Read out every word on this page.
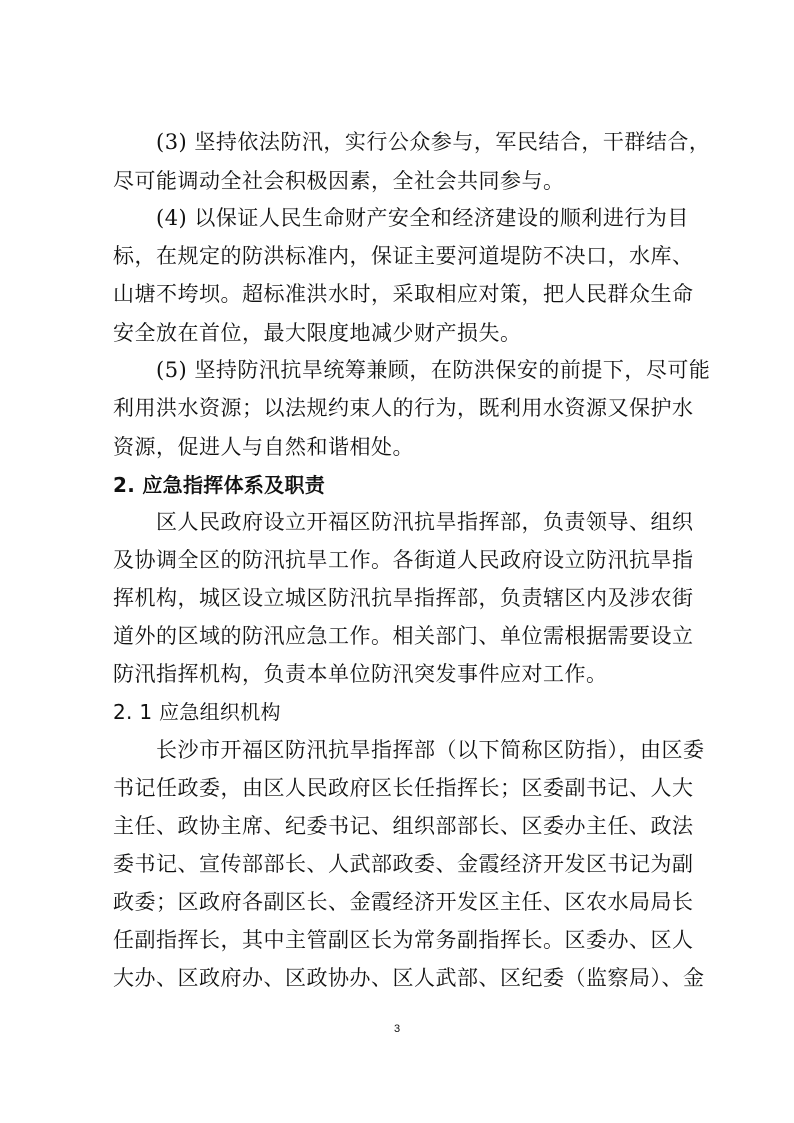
(3) 坚持依法防汛，实行公众参与，军民结合，干群结合，
尽可能调动全社会积极因素，全社会共同参与。
(4) 以保证人民生命财产安全和经济建设的顺利进行为目
标，在规定的防洪标准内，保证主要河道堤防不决口，水库、
山塘不垮坝。超标准洪水时，采取相应对策，把人民群众生命
安全放在首位，最大限度地减少财产损失。
(5) 坚持防汛抗旱统筹兼顾，在防洪保安的前提下，尽可能
利用洪水资源；以法规约束人的行为，既利用水资源又保护水
资源，促进人与自然和谐相处。
2. 应急指挥体系及职责
区人民政府设立开福区防汛抗旱指挥部，负责领导、组织
及协调全区的防汛抗旱工作。各街道人民政府设立防汛抗旱指
挥机构，城区设立城区防汛抗旱指挥部，负责辖区内及涉农街
道外的区域的防汛应急工作。相关部门、单位需根据需要设立
防汛指挥机构，负责本单位防汛突发事件应对工作。
2. 1 应急组织机构
长沙市开福区防汛抗旱指挥部（以下简称区防指），由区委
书记任政委，由区人民政府区长任指挥长；区委副书记、人大
主任、政协主席、纪委书记、组织部部长、区委办主任、政法
委书记、宣传部部长、人武部政委、金霞经济开发区书记为副
政委；区政府各副区长、金霞经济开发区主任、区农水局局长
任副指挥长，其中主管副区长为常务副指挥长。区委办、区人
大办、区政府办、区政协办、区人武部、区纪委（监察局）、金
3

··········

• The problem: Output each line exactly; omit every picture.

• Complete output:
Read out every word on this page.
(3) 坚持依法防汛，实行公众参与，军民结合，干群结合，
尽可能调动全社会积极因素，全社会共同参与。
(4) 以保证人民生命财产安全和经济建设的顺利进行为目
标，在规定的防洪标准内，保证主要河道堤防不决口，水库、
山塘不垮坝。超标准洪水时，采取相应对策，把人民群众生命
安全放在首位，最大限度地减少财产损失。
(5) 坚持防汛抗旱统筹兼顾，在防洪保安的前提下，尽可能
利用洪水资源；以法规约束人的行为，既利用水资源又保护水
资源，促进人与自然和谐相处。
2. 应急指挥体系及职责
区人民政府设立开福区防汛抗旱指挥部，负责领导、组织
及协调全区的防汛抗旱工作。各街道人民政府设立防汛抗旱指
挥机构，城区设立城区防汛抗旱指挥部，负责辖区内及涉农街
道外的区域的防汛应急工作。相关部门、单位需根据需要设立
防汛指挥机构，负责本单位防汛突发事件应对工作。
2. 1 应急组织机构
长沙市开福区防汛抗旱指挥部（以下简称区防指），由区委
书记任政委，由区人民政府区长任指挥长；区委副书记、人大
主任、政协主席、纪委书记、组织部部长、区委办主任、政法
委书记、宣传部部长、人武部政委、金霞经济开发区书记为副
政委；区政府各副区长、金霞经济开发区主任、区农水局局长
任副指挥长，其中主管副区长为常务副指挥长。区委办、区人
大办、区政府办、区政协办、区人武部、区纪委（监察局）、金
3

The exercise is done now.